# EXERCISE TASK:
Arrange every line of the rows below as a numbered list, skipping blank lines and leaving out the pictures.

# RECORDS SUPPLIED:

□ □ □ □

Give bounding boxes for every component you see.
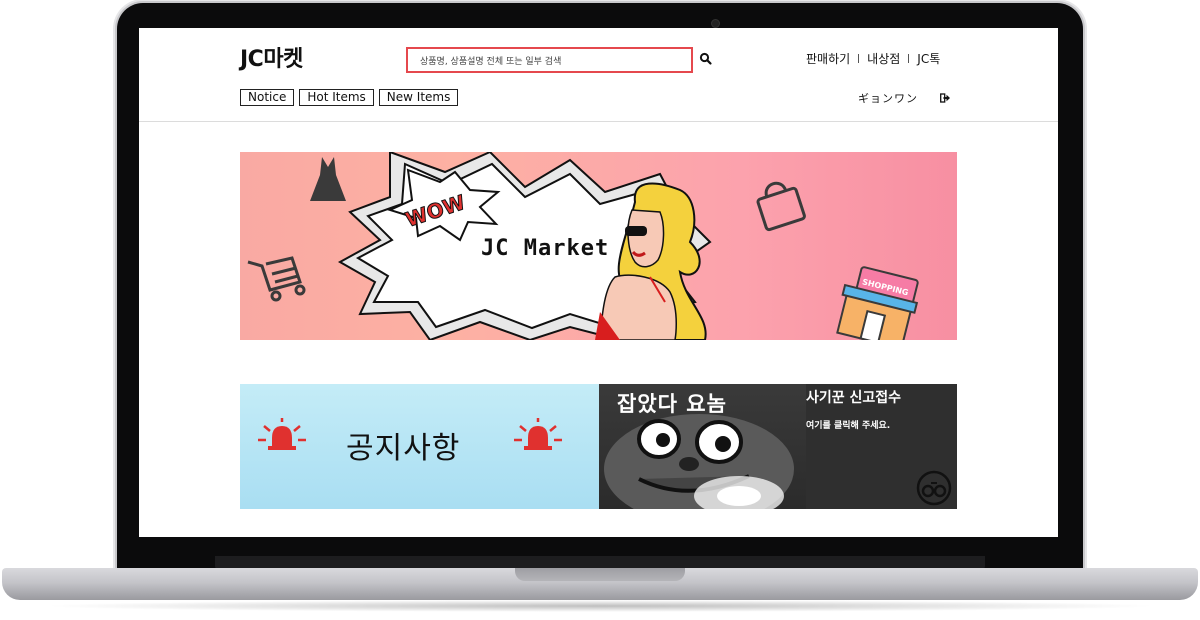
search-input[interactable] bbox=[408, 51, 680, 73]
link-jc-talk[interactable]: JC톡 bbox=[917, 50, 940, 67]
cart-icon bbox=[247, 256, 306, 302]
notice-label: 공지사항 bbox=[346, 431, 461, 466]
tab-notice[interactable]: Notice bbox=[240, 89, 295, 106]
laptop-notch bbox=[515, 568, 685, 581]
divider bbox=[908, 54, 910, 63]
handcuffs-icon bbox=[916, 470, 952, 506]
top-links: 판매하기 내상점 JC톡 bbox=[806, 50, 940, 67]
divider bbox=[858, 54, 860, 63]
site-logo[interactable]: JC마켓 bbox=[240, 41, 303, 73]
siren-icon bbox=[514, 418, 562, 450]
scam-headline: 잡았다 요놈 bbox=[617, 392, 727, 416]
camera bbox=[712, 20, 719, 27]
link-my-shop[interactable]: 내상점 bbox=[867, 50, 900, 67]
logout-icon[interactable] bbox=[940, 93, 950, 103]
siren-icon bbox=[258, 418, 306, 450]
shopping-bag-icon bbox=[756, 181, 806, 232]
nav-tabs: Notice Hot Items New Items bbox=[240, 89, 459, 106]
laptop-shadow bbox=[40, 600, 1160, 612]
report-banner[interactable]: 사기꾼 신고접수 여기를 클릭해 주세요. bbox=[806, 384, 957, 509]
tab-hot-items[interactable]: Hot Items bbox=[299, 89, 374, 106]
dress-icon bbox=[310, 157, 346, 201]
shop-icon: SHOPPING bbox=[836, 266, 919, 340]
notice-banner[interactable]: 공지사항 bbox=[240, 384, 599, 509]
link-sell[interactable]: 판매하기 bbox=[806, 50, 850, 67]
hero-banner[interactable]: WOW SHOPPING JC Market bbox=[240, 152, 957, 340]
hero-title: JC Market bbox=[481, 236, 610, 261]
search-box bbox=[406, 47, 693, 73]
laptop-screen: JC마켓 판매하기 내상점 JC톡 Notice Hot Items New I… bbox=[139, 28, 1058, 537]
tab-new-items[interactable]: New Items bbox=[378, 89, 459, 106]
user-name: ギョンワン bbox=[858, 92, 918, 105]
report-title: 사기꾼 신고접수 bbox=[806, 390, 902, 406]
search-icon[interactable] bbox=[699, 52, 713, 66]
report-subtitle: 여기를 클릭해 주세요. bbox=[806, 421, 891, 431]
scam-cartoon-banner[interactable]: 잡았다 요놈 bbox=[599, 384, 806, 509]
site-header: JC마켓 판매하기 내상점 JC톡 Notice Hot Items New I… bbox=[139, 28, 1058, 122]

□ □ □ □

# REPLY TO THE EXERCISE:
1. Give bounding boxes for every component you see.
2. search-input[interactable] bbox=[408, 51, 680, 73]
3. link-jc-talk[interactable]: JC톡 bbox=[917, 50, 940, 67]
4. cart-icon bbox=[247, 256, 306, 302]
5. notice-label: 공지사항 bbox=[346, 431, 461, 466]
6. tab-notice[interactable]: Notice bbox=[240, 89, 295, 106]
7. laptop-notch bbox=[515, 568, 685, 581]
8. divider bbox=[908, 54, 910, 63]
9. handcuffs-icon bbox=[916, 470, 952, 506]
10. top-links: 판매하기 내상점 JC톡 bbox=[806, 50, 940, 67]
11. divider bbox=[858, 54, 860, 63]
12. site-logo[interactable]: JC마켓 bbox=[240, 41, 303, 73]
13. siren-icon bbox=[514, 418, 562, 450]
14. scam-headline: 잡았다 요놈 bbox=[617, 392, 727, 416]
15. camera bbox=[712, 20, 719, 27]
16. link-my-shop[interactable]: 내상점 bbox=[867, 50, 900, 67]
17. logout-icon[interactable] bbox=[940, 93, 950, 103]
18. siren-icon bbox=[258, 418, 306, 450]
19. shopping-bag-icon bbox=[756, 181, 806, 232]
20. nav-tabs: Notice Hot Items New Items bbox=[240, 89, 459, 106]
21. laptop-shadow bbox=[40, 600, 1160, 612]
22. report-banner[interactable]: 사기꾼 신고접수 여기를 클릭해 주세요. bbox=[806, 384, 957, 509]
23. tab-hot-items[interactable]: Hot Items bbox=[299, 89, 374, 106]
24. dress-icon bbox=[310, 157, 346, 201]
25. shop-icon: SHOPPING bbox=[836, 266, 919, 340]
26. notice-banner[interactable]: 공지사항 bbox=[240, 384, 599, 509]
27. link-sell[interactable]: 판매하기 bbox=[806, 50, 850, 67]
28. hero-banner[interactable]: WOW SHOPPING JC Market bbox=[240, 152, 957, 340]
29. hero-title: JC Market bbox=[481, 236, 610, 261]
30. search-box bbox=[406, 47, 693, 73]
31. laptop-screen: JC마켓 판매하기 내상점 JC톡 Notice Hot Items New I… bbox=[139, 28, 1058, 537]
32. tab-new-items[interactable]: New Items bbox=[378, 89, 459, 106]
33. user-name: ギョンワン bbox=[858, 92, 918, 105]
34. report-title: 사기꾼 신고접수 bbox=[806, 390, 902, 406]
35. search-icon[interactable] bbox=[699, 52, 713, 66]
36. report-subtitle: 여기를 클릭해 주세요. bbox=[806, 421, 891, 431]
37. scam-cartoon-banner[interactable]: 잡았다 요놈 bbox=[599, 384, 806, 509]
38. site-header: JC마켓 판매하기 내상점 JC톡 Notice Hot Items New I… bbox=[139, 28, 1058, 122]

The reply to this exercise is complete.